--- Start of Information given ---

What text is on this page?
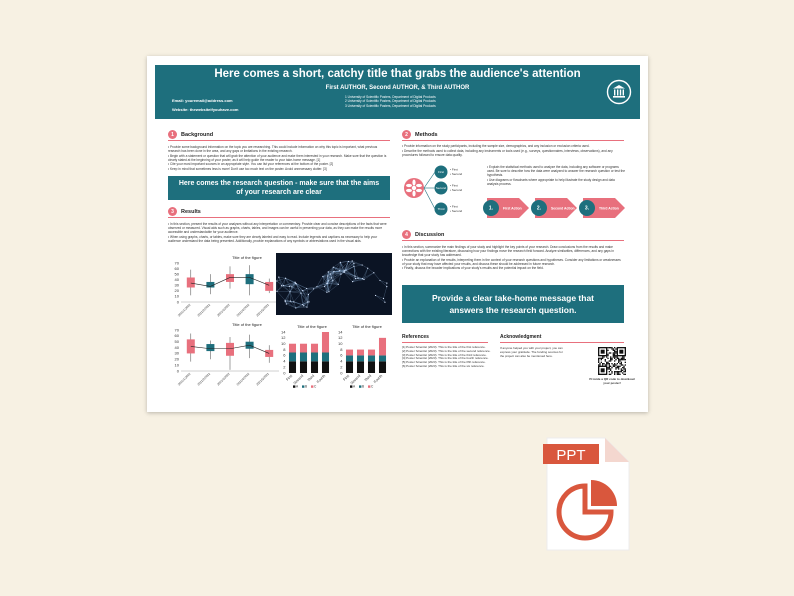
Here comes a short, catchy title that grabs the audience's attention
First AUTHOR, Second AUTHOR, & Third AUTHOR
Email: youremail@address.com
Website: thewebsiteifyouhave.com
1 University of Scientific Posters, Department of Digital Products
2 University of Scientific Posters, Department of Digital Products
3 University of Scientific Posters, Department of Digital Products
1	Background

• Provide some background information on the topic you are researching. This could include information on why this topic is important, what previous research has been done in the area, and any gaps or limitations in the existing research.

• Begin with a statement or question that will grab the attention of your audience and make them interested in your research. Make sure that the question is clearly stated at the beginning of your poster, as it will help guide the reader to your take-home message. [1]

• Cite your most important sources in an appropriate style. You can list your references at the bottom of the poster. [2]

• Keep in mind that sometimes less is more! Don't use too much text on the poster. Avoid unnecessary clutter. [3]

Here comes the research question - make sure that the aims of your research are clear
3	Results

• In this section, present the results of your analyses without any interpretation or commentary. Provide clear and concise descriptions of the facts that were observed or measured. Visual aids such as graphs, charts, tables, and images can be useful in presenting your data, as they can make the results more accessible and understandable for your audience.

• When using graphs, charts, or tables, make sure they are clearly labeled and easy to read. Include legends and captions as necessary to help your audience understand the data being presented. Additionally, provide explanations of any symbols or abbreviations used in the visual aids.

Title of the figure
0
10
20
30
40
50
60
70
2021/1/2022 2021/2/2022 2021/3/2022 2021/4/2022 2021/5/2022
Title of the figure
0
10
20
30
40
50
60
70
2021/1/2022 2021/2/2022 2021/3/2022 2021/4/2022 2021/5/2022
Title of the figure
0
2
4
6
8
10
12
14
First Second Third Fourth
A B C
Title of the figure
0
2
4
6
8
10
12
14
First Second Third Fourth
A B C
2	Methods

• Provide information on the study participants, including the sample size, demographics, and any inclusion or exclusion criteria used.

• Describe the methods used to collect data, including any instruments or tools used (e.g., surveys, questionnaires, interviews, observations), and any procedures followed to ensure data quality.

First
Second
Third
• First
• Second
• First
• Second
• First
• Second

• Explain the statistical methods used to analyze the data, including any software or programs used. Be sure to describe how the data were analyzed to answer the research question or test the hypothesis.

• Use diagrams or flowcharts where appropriate to help illustrate the study design and data analysis process.

1.	First Action	2.	Second Action 3.	Third Action
4	Discussion

• In this section, summarize the main findings of your study and highlight the key points of your research. Draw conclusions from the results and make connections with the existing literature, discussing how your findings move the research field forward. Analyze similarities, differences, and any gaps in knowledge that your study has addressed.

• Provide an explanation of the results, interpreting them in the context of your research questions and hypotheses. Consider any limitations or weaknesses of your study that may have affected your results, and discuss these should be addressed in future research.

• Finally, discuss the broader implications of your study's results and the potential impact on the field.

Provide a clear take-home message that answers the research question.
References
[1] Poster Scientist (2023). This is the title of the first reference.
[2] Poster Scientist (2023). This is the title of the second reference.
[3] Poster Scientist (2023). This is the title of the third reference.
[4] Poster Scientist (2023). This is the title of the fourth reference.
[5] Poster Scientist (2023). This is the title of the fifth reference.
[6] Poster Scientist (2023). This is the title of the six reference.
Acknowledgment
If anyone helped you with your project, you can express your gratitude. The funding sources for the project can also be mentioned here.
Provide a QR code to download your poster!
PPT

--- End of Information given ---

-- Aim of the exercise --
Copy each line holding the word "Scientific" from the listing above.

-- Result of the exercise --
1 University of Scientific Posters, Department of Digital Products
2 University of Scientific Posters, Department of Digital Products
3 University of Scientific Posters, Department of Digital Products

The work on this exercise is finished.